[Stored items from a collection]
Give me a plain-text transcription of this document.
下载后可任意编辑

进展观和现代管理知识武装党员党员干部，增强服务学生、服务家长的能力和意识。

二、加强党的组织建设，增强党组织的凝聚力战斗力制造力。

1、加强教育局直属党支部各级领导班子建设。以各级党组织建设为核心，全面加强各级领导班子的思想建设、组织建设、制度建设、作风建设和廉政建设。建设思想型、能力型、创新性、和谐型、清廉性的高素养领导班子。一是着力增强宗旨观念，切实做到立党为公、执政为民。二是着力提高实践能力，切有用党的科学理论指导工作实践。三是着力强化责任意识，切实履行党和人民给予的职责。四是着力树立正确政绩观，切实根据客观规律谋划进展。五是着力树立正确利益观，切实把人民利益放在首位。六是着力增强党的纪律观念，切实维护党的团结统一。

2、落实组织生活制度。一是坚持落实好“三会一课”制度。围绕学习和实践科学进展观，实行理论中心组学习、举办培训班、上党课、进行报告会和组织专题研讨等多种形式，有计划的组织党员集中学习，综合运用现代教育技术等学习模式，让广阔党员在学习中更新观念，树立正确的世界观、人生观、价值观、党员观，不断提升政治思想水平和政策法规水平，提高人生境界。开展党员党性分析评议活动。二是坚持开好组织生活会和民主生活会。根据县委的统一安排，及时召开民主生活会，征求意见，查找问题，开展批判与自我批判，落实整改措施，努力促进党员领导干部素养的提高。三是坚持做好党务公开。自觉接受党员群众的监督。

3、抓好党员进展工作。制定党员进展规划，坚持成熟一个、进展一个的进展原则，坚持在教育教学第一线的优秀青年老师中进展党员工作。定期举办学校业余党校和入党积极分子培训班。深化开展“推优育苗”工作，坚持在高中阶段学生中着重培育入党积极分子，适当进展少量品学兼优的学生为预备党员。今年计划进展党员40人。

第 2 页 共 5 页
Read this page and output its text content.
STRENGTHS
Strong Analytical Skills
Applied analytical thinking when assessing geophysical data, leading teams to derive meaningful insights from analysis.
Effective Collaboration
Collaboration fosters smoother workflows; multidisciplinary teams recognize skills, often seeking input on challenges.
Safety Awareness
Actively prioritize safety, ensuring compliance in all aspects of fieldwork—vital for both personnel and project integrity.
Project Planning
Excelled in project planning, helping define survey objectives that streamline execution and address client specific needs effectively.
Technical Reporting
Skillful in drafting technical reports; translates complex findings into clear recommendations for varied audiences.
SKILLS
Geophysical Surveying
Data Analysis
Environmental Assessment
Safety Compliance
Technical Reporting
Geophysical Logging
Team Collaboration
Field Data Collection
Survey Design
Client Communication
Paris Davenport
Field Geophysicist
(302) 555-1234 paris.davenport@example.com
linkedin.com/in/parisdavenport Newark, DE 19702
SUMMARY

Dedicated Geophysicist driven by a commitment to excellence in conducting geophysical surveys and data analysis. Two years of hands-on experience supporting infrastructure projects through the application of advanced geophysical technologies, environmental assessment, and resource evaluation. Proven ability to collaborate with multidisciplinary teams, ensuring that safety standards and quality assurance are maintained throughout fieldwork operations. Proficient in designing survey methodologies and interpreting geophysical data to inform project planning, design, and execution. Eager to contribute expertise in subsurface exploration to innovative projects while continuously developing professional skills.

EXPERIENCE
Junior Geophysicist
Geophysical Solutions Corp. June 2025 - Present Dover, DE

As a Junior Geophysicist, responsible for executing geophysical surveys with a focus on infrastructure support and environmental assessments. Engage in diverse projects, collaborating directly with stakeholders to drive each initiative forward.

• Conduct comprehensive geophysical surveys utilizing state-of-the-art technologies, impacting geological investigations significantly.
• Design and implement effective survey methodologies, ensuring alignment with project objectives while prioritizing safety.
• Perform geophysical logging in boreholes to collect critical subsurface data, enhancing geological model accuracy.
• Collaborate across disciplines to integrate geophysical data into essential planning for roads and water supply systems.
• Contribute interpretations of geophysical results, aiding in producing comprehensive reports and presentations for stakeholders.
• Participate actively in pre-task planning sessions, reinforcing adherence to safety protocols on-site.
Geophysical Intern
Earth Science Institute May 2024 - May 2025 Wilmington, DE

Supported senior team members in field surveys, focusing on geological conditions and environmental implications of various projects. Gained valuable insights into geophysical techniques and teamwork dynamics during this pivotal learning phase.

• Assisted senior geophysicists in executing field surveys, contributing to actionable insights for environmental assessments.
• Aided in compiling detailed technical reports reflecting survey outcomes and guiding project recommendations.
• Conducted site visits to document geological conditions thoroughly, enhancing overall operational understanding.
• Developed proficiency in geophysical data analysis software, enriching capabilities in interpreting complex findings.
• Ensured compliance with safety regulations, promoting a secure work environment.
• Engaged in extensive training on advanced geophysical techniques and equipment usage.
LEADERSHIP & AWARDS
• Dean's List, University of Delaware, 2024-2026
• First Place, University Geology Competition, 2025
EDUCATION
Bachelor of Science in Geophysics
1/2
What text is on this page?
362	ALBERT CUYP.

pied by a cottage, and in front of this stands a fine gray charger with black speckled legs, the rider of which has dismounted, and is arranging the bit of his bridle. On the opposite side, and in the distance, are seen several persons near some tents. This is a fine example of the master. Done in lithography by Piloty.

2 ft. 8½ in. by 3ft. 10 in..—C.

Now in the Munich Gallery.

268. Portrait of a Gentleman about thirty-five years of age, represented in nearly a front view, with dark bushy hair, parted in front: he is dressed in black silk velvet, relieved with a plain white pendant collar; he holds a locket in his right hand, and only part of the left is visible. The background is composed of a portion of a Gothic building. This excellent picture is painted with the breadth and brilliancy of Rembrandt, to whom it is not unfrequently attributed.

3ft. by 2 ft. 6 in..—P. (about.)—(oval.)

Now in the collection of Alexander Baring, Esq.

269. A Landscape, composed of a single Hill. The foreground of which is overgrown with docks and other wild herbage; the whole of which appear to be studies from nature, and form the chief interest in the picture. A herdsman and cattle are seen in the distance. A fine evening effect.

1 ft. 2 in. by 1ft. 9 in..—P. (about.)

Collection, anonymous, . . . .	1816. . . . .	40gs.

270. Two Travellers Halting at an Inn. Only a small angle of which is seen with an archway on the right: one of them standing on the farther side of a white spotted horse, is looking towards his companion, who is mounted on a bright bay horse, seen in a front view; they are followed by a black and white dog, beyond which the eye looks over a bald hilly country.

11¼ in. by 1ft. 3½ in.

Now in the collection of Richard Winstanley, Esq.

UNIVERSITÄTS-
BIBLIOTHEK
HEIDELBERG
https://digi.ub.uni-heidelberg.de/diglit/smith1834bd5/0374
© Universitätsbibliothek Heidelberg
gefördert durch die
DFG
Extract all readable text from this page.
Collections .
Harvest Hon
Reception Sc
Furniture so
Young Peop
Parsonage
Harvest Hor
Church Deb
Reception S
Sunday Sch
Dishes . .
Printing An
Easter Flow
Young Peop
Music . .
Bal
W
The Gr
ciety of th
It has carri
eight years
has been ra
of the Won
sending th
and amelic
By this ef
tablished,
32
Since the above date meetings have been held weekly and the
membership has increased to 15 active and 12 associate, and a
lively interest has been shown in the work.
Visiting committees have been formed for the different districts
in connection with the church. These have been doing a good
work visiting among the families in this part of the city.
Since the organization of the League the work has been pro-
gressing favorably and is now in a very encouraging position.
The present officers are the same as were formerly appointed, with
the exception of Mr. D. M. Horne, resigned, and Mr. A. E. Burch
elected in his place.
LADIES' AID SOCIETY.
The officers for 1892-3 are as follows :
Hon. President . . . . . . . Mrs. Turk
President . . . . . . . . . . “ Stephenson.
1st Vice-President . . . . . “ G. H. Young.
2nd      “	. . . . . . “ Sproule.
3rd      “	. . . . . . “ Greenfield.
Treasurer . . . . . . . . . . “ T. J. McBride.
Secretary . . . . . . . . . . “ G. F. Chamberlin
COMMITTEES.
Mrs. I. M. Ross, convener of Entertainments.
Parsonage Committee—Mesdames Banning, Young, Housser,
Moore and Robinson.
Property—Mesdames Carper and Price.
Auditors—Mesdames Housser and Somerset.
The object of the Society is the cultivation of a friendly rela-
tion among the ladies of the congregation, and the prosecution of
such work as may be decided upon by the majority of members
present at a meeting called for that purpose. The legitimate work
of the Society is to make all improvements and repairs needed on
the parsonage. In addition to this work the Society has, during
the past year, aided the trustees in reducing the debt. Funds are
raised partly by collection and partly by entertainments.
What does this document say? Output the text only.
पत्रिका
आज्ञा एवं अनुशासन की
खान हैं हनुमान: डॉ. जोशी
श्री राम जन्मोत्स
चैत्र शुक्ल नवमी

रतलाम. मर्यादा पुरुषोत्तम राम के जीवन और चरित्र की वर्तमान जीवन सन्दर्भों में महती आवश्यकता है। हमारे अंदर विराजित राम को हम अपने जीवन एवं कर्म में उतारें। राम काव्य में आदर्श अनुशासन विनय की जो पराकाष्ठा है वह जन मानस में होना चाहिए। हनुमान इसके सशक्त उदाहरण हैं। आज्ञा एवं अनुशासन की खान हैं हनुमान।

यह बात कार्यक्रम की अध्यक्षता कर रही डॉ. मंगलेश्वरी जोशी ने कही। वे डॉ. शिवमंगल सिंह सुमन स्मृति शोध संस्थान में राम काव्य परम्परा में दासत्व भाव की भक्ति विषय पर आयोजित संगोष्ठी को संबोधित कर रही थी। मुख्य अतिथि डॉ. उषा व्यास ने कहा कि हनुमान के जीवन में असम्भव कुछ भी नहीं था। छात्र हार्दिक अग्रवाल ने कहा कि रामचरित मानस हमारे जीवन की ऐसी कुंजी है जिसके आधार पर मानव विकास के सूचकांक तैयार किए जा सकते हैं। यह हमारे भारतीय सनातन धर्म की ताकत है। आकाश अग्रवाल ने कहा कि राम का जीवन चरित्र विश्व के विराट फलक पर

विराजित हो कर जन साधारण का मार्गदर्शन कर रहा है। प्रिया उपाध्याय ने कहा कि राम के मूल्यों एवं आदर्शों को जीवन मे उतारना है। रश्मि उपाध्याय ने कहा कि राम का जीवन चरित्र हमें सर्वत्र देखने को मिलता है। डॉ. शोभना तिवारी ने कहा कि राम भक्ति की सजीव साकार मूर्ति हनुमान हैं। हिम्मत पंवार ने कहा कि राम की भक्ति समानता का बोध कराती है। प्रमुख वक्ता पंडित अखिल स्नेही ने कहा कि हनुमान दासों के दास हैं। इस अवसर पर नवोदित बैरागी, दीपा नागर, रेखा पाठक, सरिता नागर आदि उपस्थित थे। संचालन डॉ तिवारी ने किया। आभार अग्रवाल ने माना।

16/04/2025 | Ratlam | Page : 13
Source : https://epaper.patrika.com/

**Problem to solve:**
Return every line of the preceding records in which the word "recommendations" appears.

**Expected output:**
Skillful in drafting technical reports; translates complex findings into clear recommendations for varied audiences.
• Aided in compiling detailed technical reports reflecting survey outcomes and guiding project recommendations.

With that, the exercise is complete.